What to work on :: Word for word, copy all the data and drop the pictures.

※ ※ ※

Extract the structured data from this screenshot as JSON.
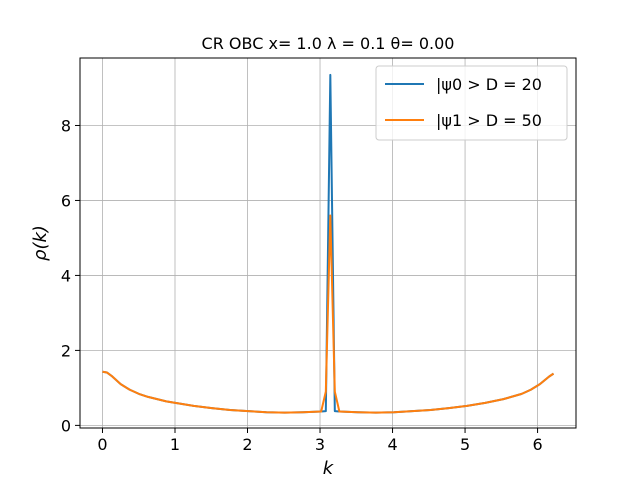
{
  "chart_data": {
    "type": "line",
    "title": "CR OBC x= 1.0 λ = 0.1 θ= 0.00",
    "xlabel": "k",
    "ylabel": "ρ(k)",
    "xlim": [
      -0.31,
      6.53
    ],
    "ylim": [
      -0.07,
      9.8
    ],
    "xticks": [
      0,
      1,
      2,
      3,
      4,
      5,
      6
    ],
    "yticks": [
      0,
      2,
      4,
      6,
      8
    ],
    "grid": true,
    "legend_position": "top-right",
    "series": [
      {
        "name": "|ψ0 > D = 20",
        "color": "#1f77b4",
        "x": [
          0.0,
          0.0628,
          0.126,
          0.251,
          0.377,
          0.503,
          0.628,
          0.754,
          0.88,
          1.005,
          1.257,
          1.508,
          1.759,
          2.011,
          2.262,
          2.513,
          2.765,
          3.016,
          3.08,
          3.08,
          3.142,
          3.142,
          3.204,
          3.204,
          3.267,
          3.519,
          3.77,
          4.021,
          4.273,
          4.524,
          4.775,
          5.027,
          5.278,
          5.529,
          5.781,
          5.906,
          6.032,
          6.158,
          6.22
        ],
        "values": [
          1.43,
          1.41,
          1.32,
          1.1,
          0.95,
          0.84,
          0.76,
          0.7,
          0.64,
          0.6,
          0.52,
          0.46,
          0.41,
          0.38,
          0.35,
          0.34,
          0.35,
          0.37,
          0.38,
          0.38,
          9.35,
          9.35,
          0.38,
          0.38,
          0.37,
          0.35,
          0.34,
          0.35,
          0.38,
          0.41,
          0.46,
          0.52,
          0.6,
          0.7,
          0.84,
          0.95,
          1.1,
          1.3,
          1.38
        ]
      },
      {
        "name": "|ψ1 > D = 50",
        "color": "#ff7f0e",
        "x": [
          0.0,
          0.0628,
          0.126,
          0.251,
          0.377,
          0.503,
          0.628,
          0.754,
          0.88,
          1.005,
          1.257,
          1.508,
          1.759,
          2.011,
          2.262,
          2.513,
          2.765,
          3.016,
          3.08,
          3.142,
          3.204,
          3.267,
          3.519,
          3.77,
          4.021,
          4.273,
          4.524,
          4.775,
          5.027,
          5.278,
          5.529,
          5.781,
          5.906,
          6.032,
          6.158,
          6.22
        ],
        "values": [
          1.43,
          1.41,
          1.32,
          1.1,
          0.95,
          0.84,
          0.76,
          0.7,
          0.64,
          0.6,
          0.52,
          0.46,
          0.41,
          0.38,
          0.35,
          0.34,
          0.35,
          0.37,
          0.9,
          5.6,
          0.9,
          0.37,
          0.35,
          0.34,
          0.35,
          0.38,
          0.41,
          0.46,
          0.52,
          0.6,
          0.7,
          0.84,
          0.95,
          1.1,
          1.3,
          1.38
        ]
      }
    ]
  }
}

※ ※ ※

Task response ::
Extract the structured data from this screenshot as JSON.
{
  "chart_data": {
    "type": "line",
    "title": "CR OBC x= 1.0 λ = 0.1 θ= 0.00",
    "xlabel": "k",
    "ylabel": "ρ(k)",
    "xlim": [
      -0.31,
      6.53
    ],
    "ylim": [
      -0.07,
      9.8
    ],
    "xticks": [
      0,
      1,
      2,
      3,
      4,
      5,
      6
    ],
    "yticks": [
      0,
      2,
      4,
      6,
      8
    ],
    "grid": true,
    "legend_position": "top-right",
    "series": [
      {
        "name": "|ψ0 > D = 20",
        "color": "#1f77b4",
        "x": [
          0.0,
          0.0628,
          0.126,
          0.251,
          0.377,
          0.503,
          0.628,
          0.754,
          0.88,
          1.005,
          1.257,
          1.508,
          1.759,
          2.011,
          2.262,
          2.513,
          2.765,
          3.016,
          3.08,
          3.08,
          3.142,
          3.142,
          3.204,
          3.204,
          3.267,
          3.519,
          3.77,
          4.021,
          4.273,
          4.524,
          4.775,
          5.027,
          5.278,
          5.529,
          5.781,
          5.906,
          6.032,
          6.158,
          6.22
        ],
        "values": [
          1.43,
          1.41,
          1.32,
          1.1,
          0.95,
          0.84,
          0.76,
          0.7,
          0.64,
          0.6,
          0.52,
          0.46,
          0.41,
          0.38,
          0.35,
          0.34,
          0.35,
          0.37,
          0.38,
          0.38,
          9.35,
          9.35,
          0.38,
          0.38,
          0.37,
          0.35,
          0.34,
          0.35,
          0.38,
          0.41,
          0.46,
          0.52,
          0.6,
          0.7,
          0.84,
          0.95,
          1.1,
          1.3,
          1.38
        ]
      },
      {
        "name": "|ψ1 > D = 50",
        "color": "#ff7f0e",
        "x": [
          0.0,
          0.0628,
          0.126,
          0.251,
          0.377,
          0.503,
          0.628,
          0.754,
          0.88,
          1.005,
          1.257,
          1.508,
          1.759,
          2.011,
          2.262,
          2.513,
          2.765,
          3.016,
          3.08,
          3.142,
          3.204,
          3.267,
          3.519,
          3.77,
          4.021,
          4.273,
          4.524,
          4.775,
          5.027,
          5.278,
          5.529,
          5.781,
          5.906,
          6.032,
          6.158,
          6.22
        ],
        "values": [
          1.43,
          1.41,
          1.32,
          1.1,
          0.95,
          0.84,
          0.76,
          0.7,
          0.64,
          0.6,
          0.52,
          0.46,
          0.41,
          0.38,
          0.35,
          0.34,
          0.35,
          0.37,
          0.9,
          5.6,
          0.9,
          0.37,
          0.35,
          0.34,
          0.35,
          0.38,
          0.41,
          0.46,
          0.52,
          0.6,
          0.7,
          0.84,
          0.95,
          1.1,
          1.3,
          1.38
        ]
      }
    ]
  }
}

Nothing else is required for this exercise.